- Written request
From the listing below, pull out all lines with "JSON" in them.
....
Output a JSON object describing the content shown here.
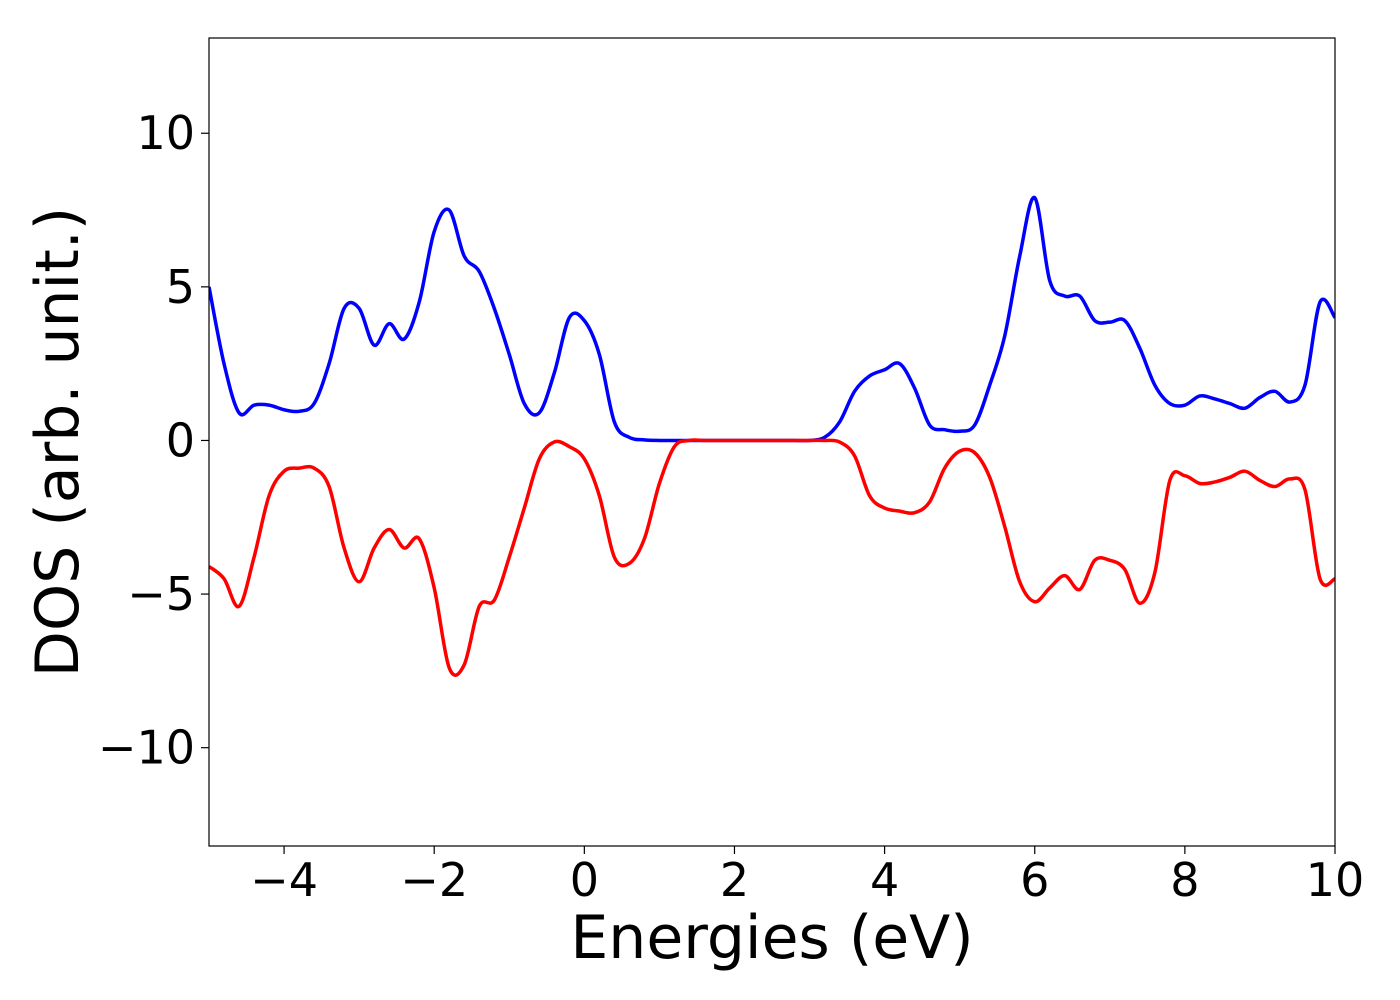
{
  "chart_data": {
    "type": "line",
    "xlabel": "Energies (eV)",
    "ylabel": "DOS (arb. unit.)",
    "x": [
      -5,
      -4.8,
      -4.6,
      -4.4,
      -4.2,
      -4,
      -3.8,
      -3.6,
      -3.4,
      -3.2,
      -3,
      -2.8,
      -2.6,
      -2.4,
      -2.2,
      -2,
      -1.8,
      -1.6,
      -1.4,
      -1.2,
      -1,
      -0.8,
      -0.6,
      -0.4,
      -0.2,
      0,
      0.2,
      0.4,
      0.6,
      0.8,
      1,
      1.2,
      1.4,
      1.6,
      1.8,
      2,
      2.2,
      2.4,
      2.6,
      2.8,
      3,
      3.2,
      3.4,
      3.6,
      3.8,
      4,
      4.2,
      4.4,
      4.6,
      4.8,
      5,
      5.2,
      5.4,
      5.6,
      5.8,
      6,
      6.2,
      6.4,
      6.6,
      6.8,
      7,
      7.2,
      7.4,
      7.6,
      7.8,
      8,
      8.2,
      8.4,
      8.6,
      8.8,
      9,
      9.2,
      9.4,
      9.6,
      9.8,
      10
    ],
    "series": [
      {
        "color": "#0000ff",
        "values": [
          5.0,
          2.5,
          0.9,
          1.15,
          1.15,
          1.0,
          0.95,
          1.2,
          2.5,
          4.3,
          4.3,
          3.1,
          3.8,
          3.3,
          4.5,
          6.8,
          7.5,
          6.0,
          5.5,
          4.3,
          2.8,
          1.2,
          0.9,
          2.2,
          4.0,
          3.9,
          2.8,
          0.6,
          0.1,
          0.02,
          0,
          0,
          0,
          0,
          0,
          0,
          0,
          0,
          0,
          0,
          0,
          0.1,
          0.6,
          1.6,
          2.1,
          2.3,
          2.5,
          1.7,
          0.5,
          0.35,
          0.3,
          0.5,
          1.8,
          3.4,
          6.0,
          7.9,
          5.2,
          4.7,
          4.7,
          3.9,
          3.85,
          3.9,
          3.0,
          1.8,
          1.2,
          1.15,
          1.45,
          1.35,
          1.2,
          1.05,
          1.4,
          1.6,
          1.25,
          1.8,
          4.5,
          4.0
        ]
      },
      {
        "color": "#ff0000",
        "values": [
          -4.1,
          -4.5,
          -5.4,
          -3.8,
          -1.8,
          -1.0,
          -0.9,
          -0.9,
          -1.5,
          -3.5,
          -4.6,
          -3.5,
          -2.9,
          -3.5,
          -3.2,
          -4.8,
          -7.4,
          -7.3,
          -5.4,
          -5.2,
          -3.8,
          -2.2,
          -0.6,
          -0.05,
          -0.2,
          -0.6,
          -1.8,
          -3.8,
          -4.0,
          -3.2,
          -1.4,
          -0.2,
          0,
          0,
          0,
          0,
          0,
          0,
          0,
          0,
          0,
          0,
          -0.05,
          -0.5,
          -1.8,
          -2.2,
          -2.3,
          -2.35,
          -2.0,
          -0.9,
          -0.35,
          -0.4,
          -1.2,
          -2.8,
          -4.6,
          -5.25,
          -4.8,
          -4.4,
          -4.85,
          -3.9,
          -3.9,
          -4.2,
          -5.3,
          -4.3,
          -1.3,
          -1.15,
          -1.4,
          -1.35,
          -1.2,
          -1.0,
          -1.3,
          -1.5,
          -1.25,
          -1.6,
          -4.5,
          -4.5
        ]
      }
    ],
    "xlim": [
      -5,
      10
    ],
    "xticks": [
      {
        "value": -4,
        "label": "−4"
      },
      {
        "value": -2,
        "label": "−2"
      },
      0,
      2,
      4,
      6,
      8,
      10
    ],
    "ylim": [
      -13.2,
      13.1
    ],
    "yticks": [
      {
        "value": -10,
        "label": "−10"
      },
      {
        "value": -5,
        "label": "−5"
      },
      0,
      5,
      10
    ],
    "grid": false
  }
}
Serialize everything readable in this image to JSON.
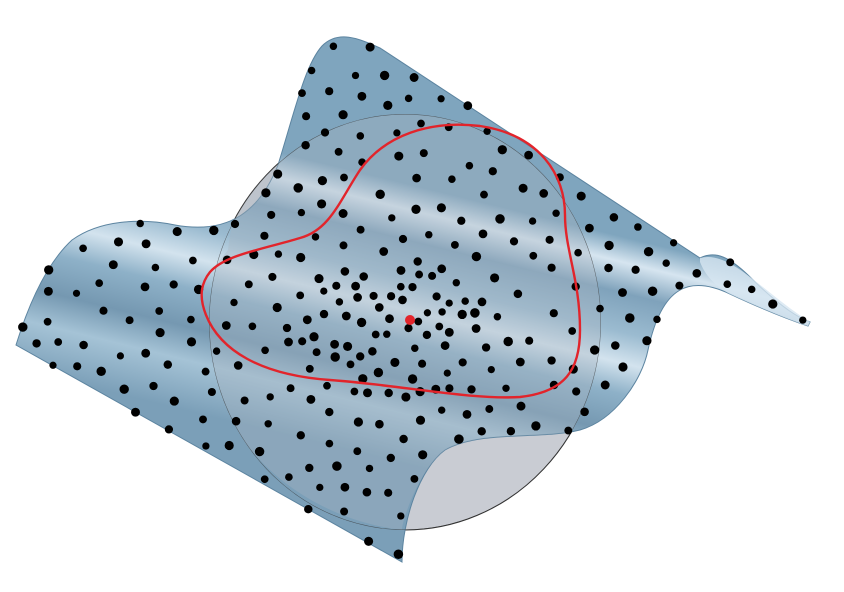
....
- Written response
Output a JSON object describing the content shown here.
Serialize everything readable in this image to JSON.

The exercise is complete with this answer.